_Tasks for this exercise_.
• 1. Translate into Spanish this sentence from the article on building DomainPulse: "This separation means the API stays responsive even during heavy background processing."
• 2. Write the next part of the article on building DomainPulse, picking up after its final sentence.

Vinod KumarVinod Kumar

Building DomainPulse: A Domain Expiry Tracking SaaS

·3 min read
gonext.jssaaspostgresqlsystem design

The Problem

Existing domain monitoring tools like ExpiredDomains.net are built for SEO professionals — packed with features that overwhelm anyone who just wants to watch a few domains. I wanted something simple: add a domain, get notified before it expires.

What DomainPulse Does

DomainPulse is a minimalist, mobile-first platform for tracking domain name expiration dates. The core workflow is straightforward:

  1. Look up any domain to see its WHOIS data instantly
  2. Add it to your watchlist
  3. Get email alerts at customizable intervals (90, 60, 30, 14, 7, and 1 day before expiry)

It also includes magic link authentication, Google/GitHub OAuth, and Stripe-powered billing with a free tier (3 domains) and a Pro tier (50 domains).

The Tech Stack

I chose Go for the backend because of its performance characteristics and straightforward concurrency model — ideal for handling WHOIS lookups and background job processing.

Backend

  • Go + Fiber — Express-like HTTP framework with excellent performance
  • PostgreSQL with sqlc — Type-safe SQL code generation, no ORM overhead
  • River — Go-native background job queue backed by Redis for scheduled WHOIS refreshes and alert delivery
  • Redis — Caching WHOIS responses and rate limiting
  • Resend — Transactional email delivery

Frontend

  • Next.js 14 with App Router and TypeScript
  • Tailwind CSS — Mobile-first responsive design
  • Custom auth context — JWT-based session management

Architecture Decisions

Why Go Over Node.js?

WHOIS lookups are I/O-bound operations that benefit from Go's goroutine model. The backend handles concurrent lookups efficiently without the callback complexity. The likexian/whois library provides pure-Go WHOIS resolution with no external dependencies.

Separation of API and Worker

The backend runs as two separate processes:

  • API server (cmd/api/) — Handles HTTP requests via Fiber
  • Worker (cmd/worker/) — Processes background jobs via River (WHOIS refreshes, alert emails)

This separation means the API stays responsive even during heavy background processing.

_Provided information_.
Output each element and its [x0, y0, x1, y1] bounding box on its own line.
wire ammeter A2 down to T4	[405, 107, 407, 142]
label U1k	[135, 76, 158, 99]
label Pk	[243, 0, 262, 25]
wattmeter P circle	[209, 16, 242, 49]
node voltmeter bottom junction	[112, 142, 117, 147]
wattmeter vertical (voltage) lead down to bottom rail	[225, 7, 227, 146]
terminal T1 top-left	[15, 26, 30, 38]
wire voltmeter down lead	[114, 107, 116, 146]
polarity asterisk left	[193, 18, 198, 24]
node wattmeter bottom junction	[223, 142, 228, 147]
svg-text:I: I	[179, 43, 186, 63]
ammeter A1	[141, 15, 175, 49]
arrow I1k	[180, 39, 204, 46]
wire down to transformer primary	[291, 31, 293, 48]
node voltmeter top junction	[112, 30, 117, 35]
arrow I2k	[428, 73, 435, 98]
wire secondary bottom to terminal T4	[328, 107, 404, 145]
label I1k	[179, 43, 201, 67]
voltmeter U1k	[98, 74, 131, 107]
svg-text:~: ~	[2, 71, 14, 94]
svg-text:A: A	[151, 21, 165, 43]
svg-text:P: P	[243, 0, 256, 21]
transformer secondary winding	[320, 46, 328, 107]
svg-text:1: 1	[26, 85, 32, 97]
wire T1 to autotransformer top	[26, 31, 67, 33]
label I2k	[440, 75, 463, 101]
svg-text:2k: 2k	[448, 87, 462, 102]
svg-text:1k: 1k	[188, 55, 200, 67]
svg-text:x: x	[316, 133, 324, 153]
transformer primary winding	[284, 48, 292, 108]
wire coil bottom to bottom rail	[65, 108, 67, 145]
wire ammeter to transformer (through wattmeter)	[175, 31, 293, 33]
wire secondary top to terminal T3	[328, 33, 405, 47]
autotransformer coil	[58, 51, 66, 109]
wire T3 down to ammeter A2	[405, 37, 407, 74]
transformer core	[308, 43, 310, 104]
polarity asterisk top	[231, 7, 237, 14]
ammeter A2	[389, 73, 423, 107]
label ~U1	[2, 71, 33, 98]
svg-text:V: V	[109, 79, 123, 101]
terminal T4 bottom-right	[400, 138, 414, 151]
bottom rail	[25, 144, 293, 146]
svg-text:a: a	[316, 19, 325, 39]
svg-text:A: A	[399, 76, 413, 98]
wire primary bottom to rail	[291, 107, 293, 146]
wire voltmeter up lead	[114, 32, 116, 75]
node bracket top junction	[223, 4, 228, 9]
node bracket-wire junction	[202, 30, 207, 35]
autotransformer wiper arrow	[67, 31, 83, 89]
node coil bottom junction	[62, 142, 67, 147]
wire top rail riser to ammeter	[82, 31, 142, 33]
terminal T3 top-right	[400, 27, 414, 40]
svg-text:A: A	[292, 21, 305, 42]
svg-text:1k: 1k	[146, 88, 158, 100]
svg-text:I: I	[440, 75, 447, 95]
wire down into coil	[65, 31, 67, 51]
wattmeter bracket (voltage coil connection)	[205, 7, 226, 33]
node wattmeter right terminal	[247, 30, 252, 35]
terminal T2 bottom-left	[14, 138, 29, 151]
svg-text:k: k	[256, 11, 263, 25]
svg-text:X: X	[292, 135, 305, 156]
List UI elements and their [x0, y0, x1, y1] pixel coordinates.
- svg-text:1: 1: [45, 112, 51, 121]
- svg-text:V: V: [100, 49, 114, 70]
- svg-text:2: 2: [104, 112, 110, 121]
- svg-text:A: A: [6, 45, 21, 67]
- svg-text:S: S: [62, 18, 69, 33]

_Results_.
• 1. Esta separación significa que la API se mantiene receptiva incluso durante un procesamiento intenso en segundo plano.

• 2.
Type-Safe SQL with sqlc

Instead of an ORM, I used sqlc to generate Go code directly from SQL queries. You write the SQL, sqlc generates type-safe Go functions:

-- name: GetUserDomains :many
SELECT * FROM domains
WHERE user_id = $1
ORDER BY expiry_date ASC;

This gives you full control over queries while maintaining type safety — the best of both worlds.

WHOIS Caching

WHOIS lookups are slow (1-2 seconds) and rate-limited by registrars. DomainPulse uses a shared cache in PostgreSQL (whois_cache table) so multiple users watching the same domain don't trigger redundant lookups.

Domain Status Tracking

Each domain is tracked with a status that maps to visual indicators in the UI:

  • Registered — Currently owned, expiry date known
  • Expiring Soon — Within the alert window
  • Grace Period — Expired but still reclaimable by the owner
  • Available — Dropped and available for registration
  • Unknown — WHOIS data unavailable

What I Learned

Building DomainPulse reinforced a few things:

  • Start with the data model. Getting the PostgreSQL schema right early (users, domains, alerts, whois_cache) made everything downstream simpler.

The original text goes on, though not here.